EXERCISE OBJECTIVE
Pictures do not belong in the copy; restate the records below word for word.

PROVIDED RECORDS
(begin)

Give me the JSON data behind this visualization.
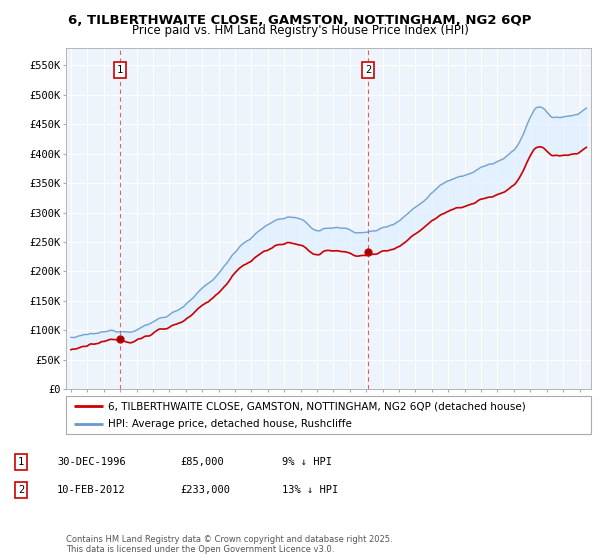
{
  "title1": "6, TILBERTHWAITE CLOSE, GAMSTON, NOTTINGHAM, NG2 6QP",
  "title2": "Price paid vs. HM Land Registry's House Price Index (HPI)",
  "ylim": [
    0,
    580000
  ],
  "yticks": [
    0,
    50000,
    100000,
    150000,
    200000,
    250000,
    300000,
    350000,
    400000,
    450000,
    500000,
    550000
  ],
  "ytick_labels": [
    "£0",
    "£50K",
    "£100K",
    "£150K",
    "£200K",
    "£250K",
    "£300K",
    "£350K",
    "£400K",
    "£450K",
    "£500K",
    "£550K"
  ],
  "sale1_year": 1996.99,
  "sale1_price": 85000,
  "sale2_year": 2012.11,
  "sale2_price": 233000,
  "legend_line1": "6, TILBERTHWAITE CLOSE, GAMSTON, NOTTINGHAM, NG2 6QP (detached house)",
  "legend_line2": "HPI: Average price, detached house, Rushcliffe",
  "table_row1": [
    "1",
    "30-DEC-1996",
    "£85,000",
    "9% ↓ HPI"
  ],
  "table_row2": [
    "2",
    "10-FEB-2012",
    "£233,000",
    "13% ↓ HPI"
  ],
  "footnote": "Contains HM Land Registry data © Crown copyright and database right 2025.\nThis data is licensed under the Open Government Licence v3.0.",
  "line_color_red": "#cc0000",
  "line_color_blue": "#6699cc",
  "fill_color_blue": "#ddeeff",
  "bg_color": "#ffffff",
  "grid_color": "#cccccc",
  "chart_bg": "#eef4fb"
}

(end)

OUTPUT BELOW
Give me the JSON data behind this visualization.
{
  "title1": "6, TILBERTHWAITE CLOSE, GAMSTON, NOTTINGHAM, NG2 6QP",
  "title2": "Price paid vs. HM Land Registry's House Price Index (HPI)",
  "ylim": [
    0,
    580000
  ],
  "yticks": [
    0,
    50000,
    100000,
    150000,
    200000,
    250000,
    300000,
    350000,
    400000,
    450000,
    500000,
    550000
  ],
  "ytick_labels": [
    "£0",
    "£50K",
    "£100K",
    "£150K",
    "£200K",
    "£250K",
    "£300K",
    "£350K",
    "£400K",
    "£450K",
    "£500K",
    "£550K"
  ],
  "sale1_year": 1996.99,
  "sale1_price": 85000,
  "sale2_year": 2012.11,
  "sale2_price": 233000,
  "legend_line1": "6, TILBERTHWAITE CLOSE, GAMSTON, NOTTINGHAM, NG2 6QP (detached house)",
  "legend_line2": "HPI: Average price, detached house, Rushcliffe",
  "table_row1": [
    "1",
    "30-DEC-1996",
    "£85,000",
    "9% ↓ HPI"
  ],
  "table_row2": [
    "2",
    "10-FEB-2012",
    "£233,000",
    "13% ↓ HPI"
  ],
  "footnote": "Contains HM Land Registry data © Crown copyright and database right 2025.\nThis data is licensed under the Open Government Licence v3.0.",
  "line_color_red": "#cc0000",
  "line_color_blue": "#6699cc",
  "fill_color_blue": "#ddeeff",
  "bg_color": "#ffffff",
  "grid_color": "#cccccc",
  "chart_bg": "#eef4fb"
}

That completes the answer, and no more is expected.